Your task is to copy the listing exactly, with the pictures left out.

———

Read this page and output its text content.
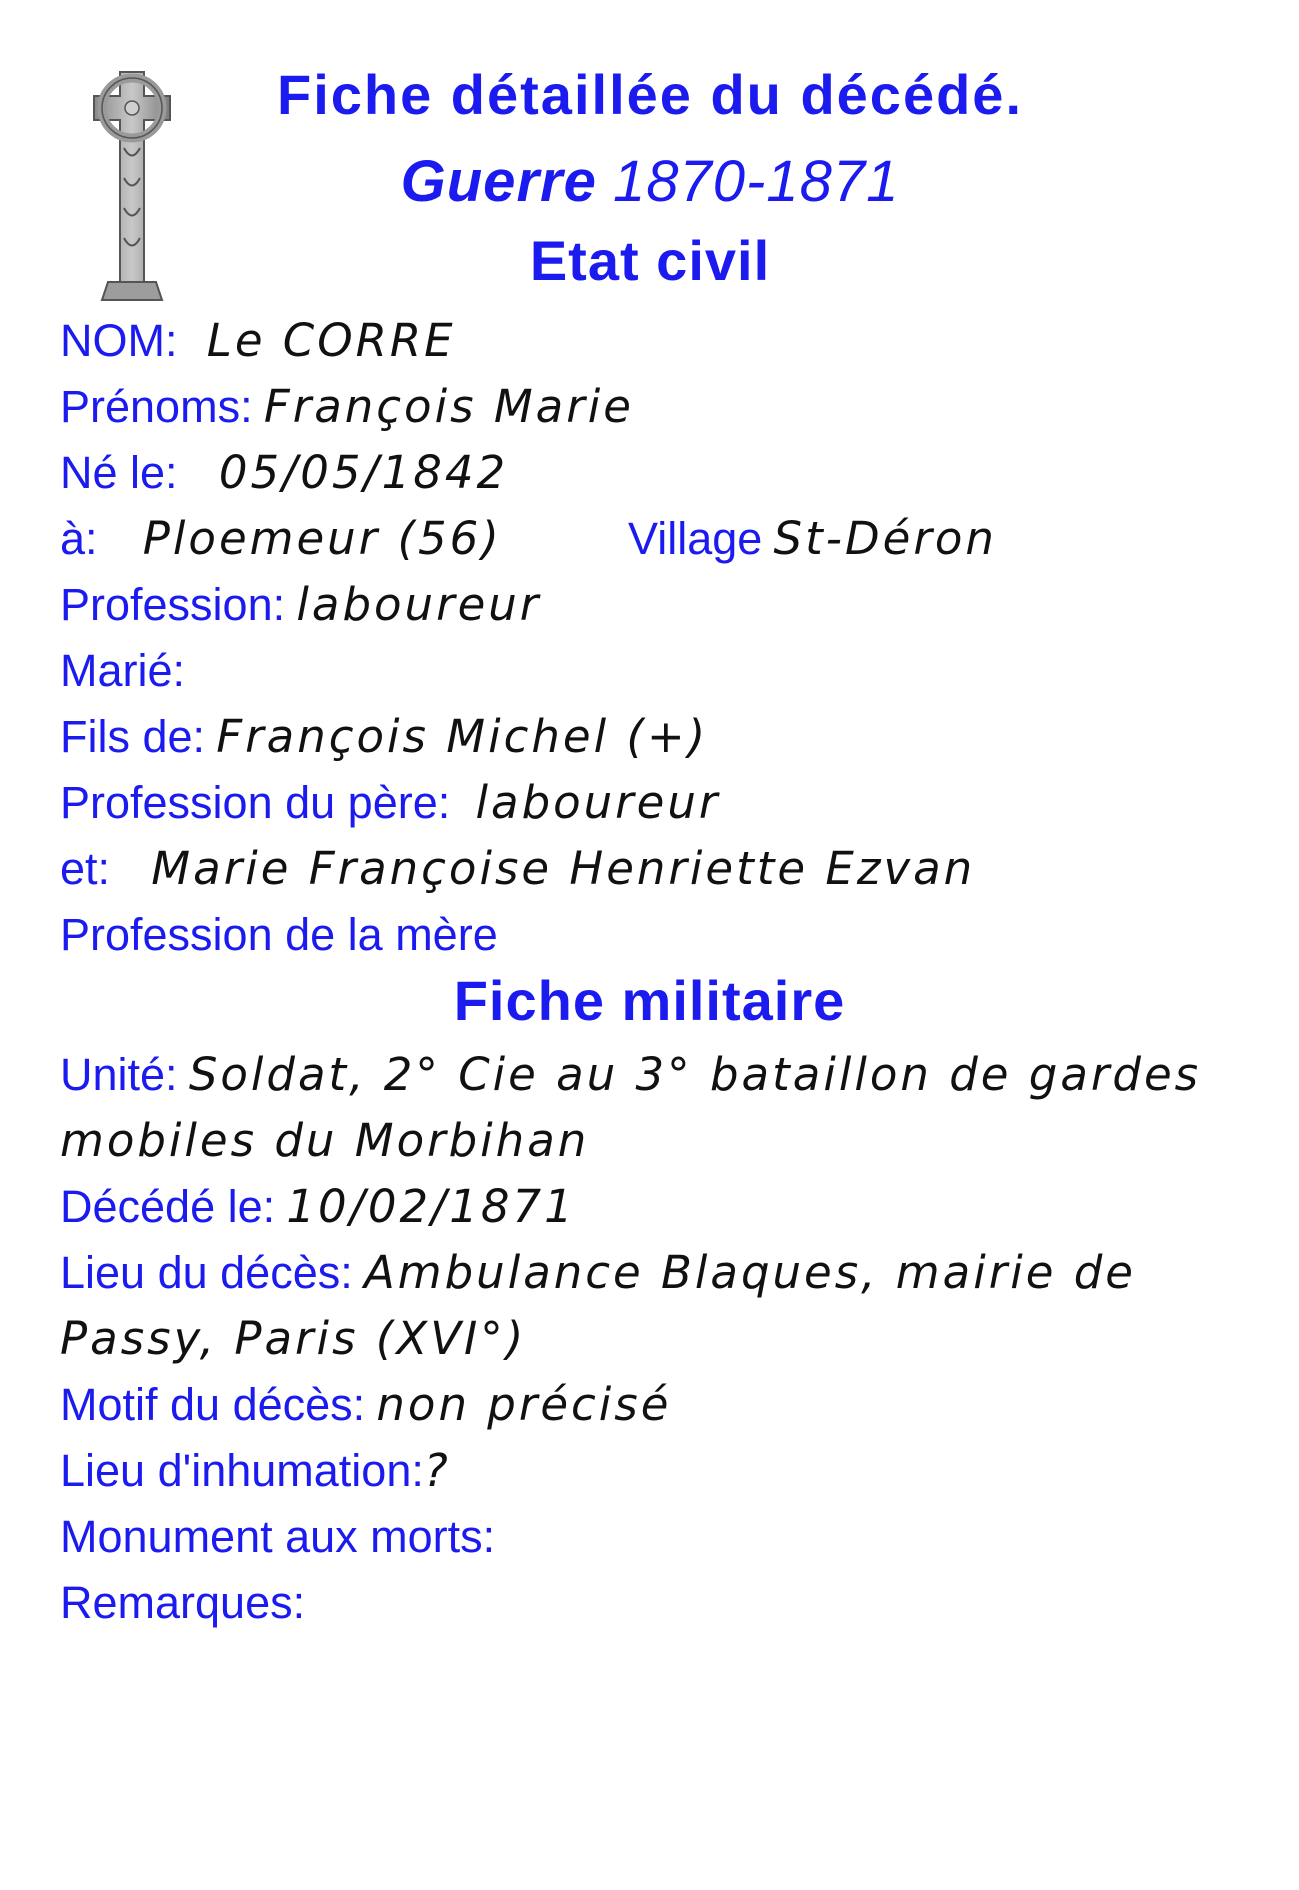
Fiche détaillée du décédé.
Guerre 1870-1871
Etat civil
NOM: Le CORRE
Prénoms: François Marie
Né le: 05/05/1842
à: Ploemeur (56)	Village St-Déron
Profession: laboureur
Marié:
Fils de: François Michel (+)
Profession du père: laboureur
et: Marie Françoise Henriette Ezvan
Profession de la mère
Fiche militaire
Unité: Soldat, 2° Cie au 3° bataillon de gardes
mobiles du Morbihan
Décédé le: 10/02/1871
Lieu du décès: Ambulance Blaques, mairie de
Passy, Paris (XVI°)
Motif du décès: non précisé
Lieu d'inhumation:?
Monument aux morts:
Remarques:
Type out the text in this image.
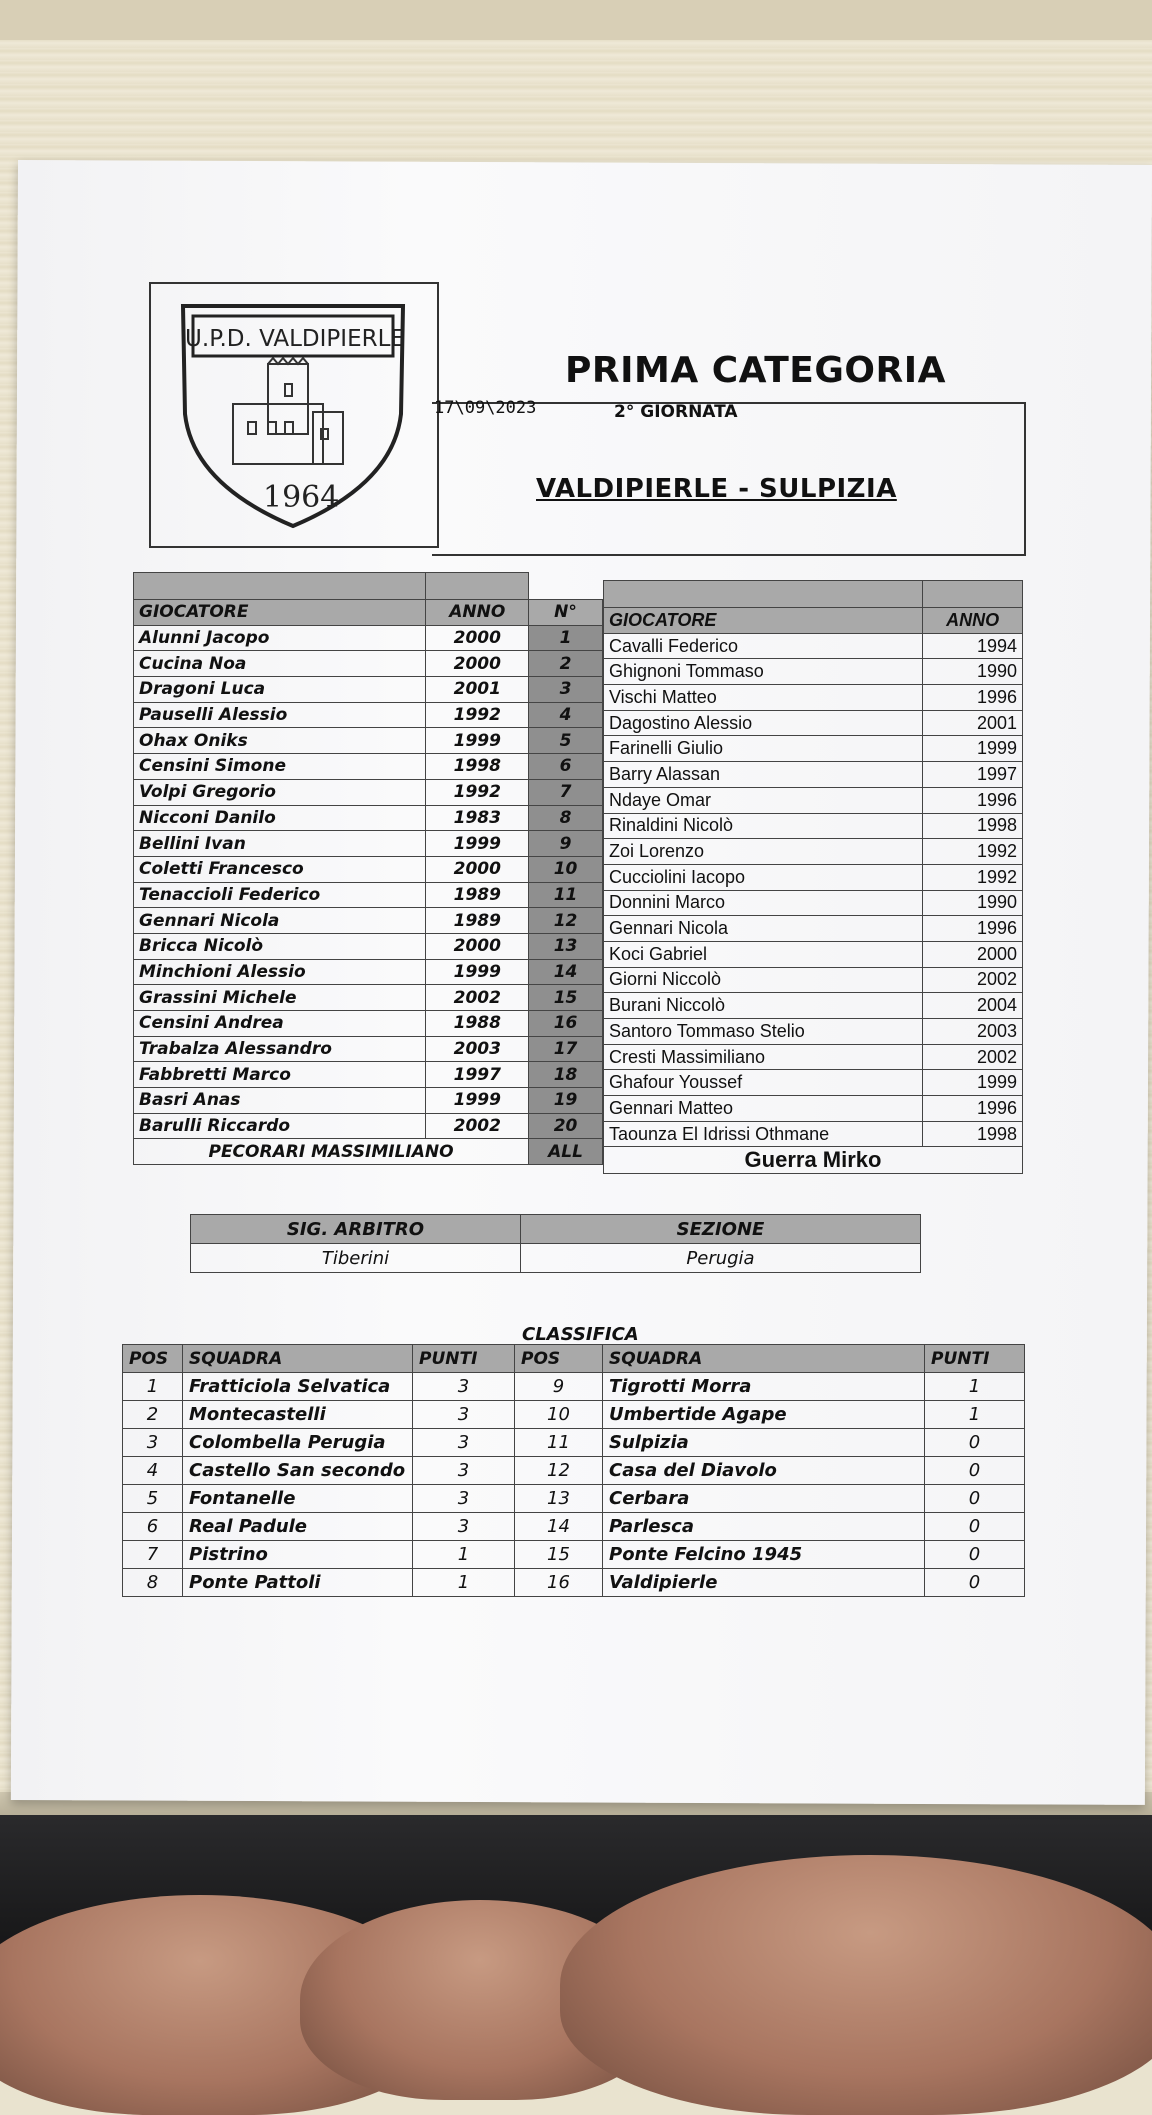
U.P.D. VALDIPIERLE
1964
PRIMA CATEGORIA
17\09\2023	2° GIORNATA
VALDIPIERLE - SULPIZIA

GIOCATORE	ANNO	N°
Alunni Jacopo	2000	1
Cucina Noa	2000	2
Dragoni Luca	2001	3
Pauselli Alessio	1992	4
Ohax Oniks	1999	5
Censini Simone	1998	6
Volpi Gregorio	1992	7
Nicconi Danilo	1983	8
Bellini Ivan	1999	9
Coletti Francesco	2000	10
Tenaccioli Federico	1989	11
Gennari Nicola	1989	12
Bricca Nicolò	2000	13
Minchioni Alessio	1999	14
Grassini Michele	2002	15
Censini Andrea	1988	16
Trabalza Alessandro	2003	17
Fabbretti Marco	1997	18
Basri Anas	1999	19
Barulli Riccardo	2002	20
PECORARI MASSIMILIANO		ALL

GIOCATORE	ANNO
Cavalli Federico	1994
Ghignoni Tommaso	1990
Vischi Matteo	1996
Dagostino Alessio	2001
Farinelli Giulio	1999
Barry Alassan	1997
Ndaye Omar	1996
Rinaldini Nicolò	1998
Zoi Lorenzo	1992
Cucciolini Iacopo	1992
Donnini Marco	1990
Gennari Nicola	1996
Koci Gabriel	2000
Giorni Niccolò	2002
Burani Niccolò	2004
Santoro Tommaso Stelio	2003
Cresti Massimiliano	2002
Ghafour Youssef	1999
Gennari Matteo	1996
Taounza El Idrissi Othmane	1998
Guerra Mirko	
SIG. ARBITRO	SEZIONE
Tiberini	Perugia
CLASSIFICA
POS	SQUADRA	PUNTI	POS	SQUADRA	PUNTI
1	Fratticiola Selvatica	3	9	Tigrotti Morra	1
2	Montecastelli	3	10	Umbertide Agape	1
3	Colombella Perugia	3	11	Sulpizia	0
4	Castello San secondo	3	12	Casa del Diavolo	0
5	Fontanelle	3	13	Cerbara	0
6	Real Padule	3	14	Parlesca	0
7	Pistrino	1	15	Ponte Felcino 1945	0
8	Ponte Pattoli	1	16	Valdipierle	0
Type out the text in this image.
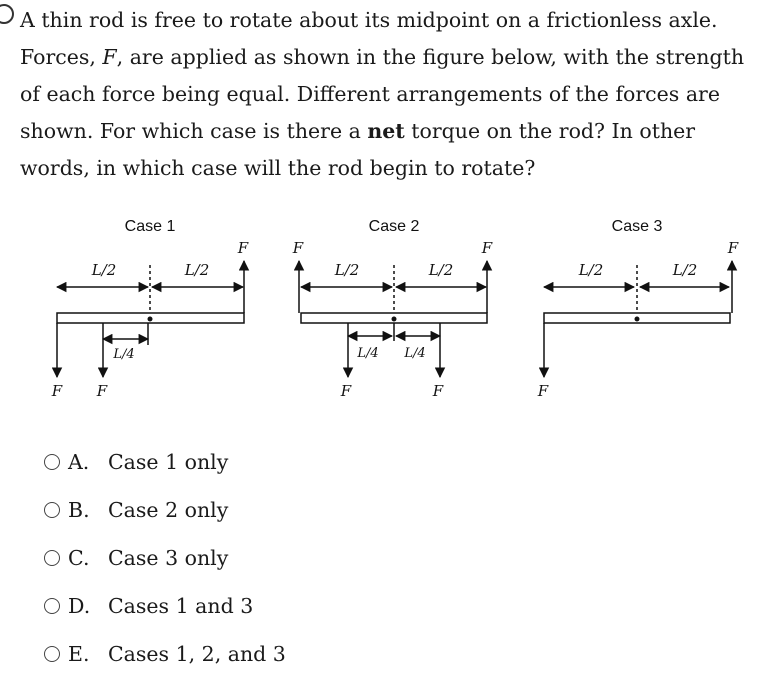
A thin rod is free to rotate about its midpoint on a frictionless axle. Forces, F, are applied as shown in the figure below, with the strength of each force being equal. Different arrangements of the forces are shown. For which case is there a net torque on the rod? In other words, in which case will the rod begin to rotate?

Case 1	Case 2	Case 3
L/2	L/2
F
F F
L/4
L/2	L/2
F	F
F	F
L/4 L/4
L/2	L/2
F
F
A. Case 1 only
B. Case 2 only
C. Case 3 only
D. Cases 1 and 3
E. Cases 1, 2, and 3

———

* FINISHED EXERCISE *
Read this page and output its text content.
Fiche détaillée du décédé.
Guerre 1870-1871
Etat civil
NOM: Le CORRE
Prénoms: François Marie
Né le: 05/05/1842
à: Ploemeur (56)	Village St-Déron
Profession: laboureur
Marié:
Fils de: François Michel (+)
Profession du père: laboureur
et: Marie Françoise Henriette Ezvan
Profession de la mère
Fiche militaire
Unité: Soldat, 2° Cie au 3° bataillon de gardes
mobiles du Morbihan
Décédé le: 10/02/1871
Lieu du décès: Ambulance Blaques, mairie de
Passy, Paris (XVI°)
Motif du décès: non précisé
Lieu d'inhumation:?
Monument aux morts:
Remarques:
Type out the text in this image.
U.P.D. VALDIPIERLE
1964
PRIMA CATEGORIA
17\09\2023	2° GIORNATA
VALDIPIERLE - SULPIZIA

GIOCATORE	ANNO	N°
Alunni Jacopo	2000	1
Cucina Noa	2000	2
Dragoni Luca	2001	3
Pauselli Alessio	1992	4
Ohax Oniks	1999	5
Censini Simone	1998	6
Volpi Gregorio	1992	7
Nicconi Danilo	1983	8
Bellini Ivan	1999	9
Coletti Francesco	2000	10
Tenaccioli Federico	1989	11
Gennari Nicola	1989	12
Bricca Nicolò	2000	13
Minchioni Alessio	1999	14
Grassini Michele	2002	15
Censini Andrea	1988	16
Trabalza Alessandro	2003	17
Fabbretti Marco	1997	18
Basri Anas	1999	19
Barulli Riccardo	2002	20
PECORARI MASSIMILIANO		ALL

GIOCATORE	ANNO
Cavalli Federico	1994
Ghignoni Tommaso	1990
Vischi Matteo	1996
Dagostino Alessio	2001
Farinelli Giulio	1999
Barry Alassan	1997
Ndaye Omar	1996
Rinaldini Nicolò	1998
Zoi Lorenzo	1992
Cucciolini Iacopo	1992
Donnini Marco	1990
Gennari Nicola	1996
Koci Gabriel	2000
Giorni Niccolò	2002
Burani Niccolò	2004
Santoro Tommaso Stelio	2003
Cresti Massimiliano	2002
Ghafour Youssef	1999
Gennari Matteo	1996
Taounza El Idrissi Othmane	1998
Guerra Mirko	
SIG. ARBITRO	SEZIONE
Tiberini	Perugia
CLASSIFICA
POS	SQUADRA	PUNTI	POS	SQUADRA	PUNTI
1	Fratticiola Selvatica	3	9	Tigrotti Morra	1
2	Montecastelli	3	10	Umbertide Agape	1
3	Colombella Perugia	3	11	Sulpizia	0
4	Castello San secondo	3	12	Casa del Diavolo	0
5	Fontanelle	3	13	Cerbara	0
6	Real Padule	3	14	Parlesca	0
7	Pistrino	1	15	Ponte Felcino 1945	0
8	Ponte Pattoli	1	16	Valdipierle	0
Type out the text in this image.
A thin rod is free to rotate about its midpoint on a frictionless axle. Forces, F, are applied as shown in the figure below, with the strength of each force being equal. Different arrangements of the forces are shown. For which case is there a net torque on the rod? In other words, in which case will the rod begin to rotate?

Case 1	Case 2	Case 3
L/2	L/2
F
F F
L/4
L/2	L/2
F	F
F	F
L/4 L/4
L/2	L/2
F
F
A. Case 1 only
B. Case 2 only
C. Case 3 only
D. Cases 1 and 3
E. Cases 1, 2, and 3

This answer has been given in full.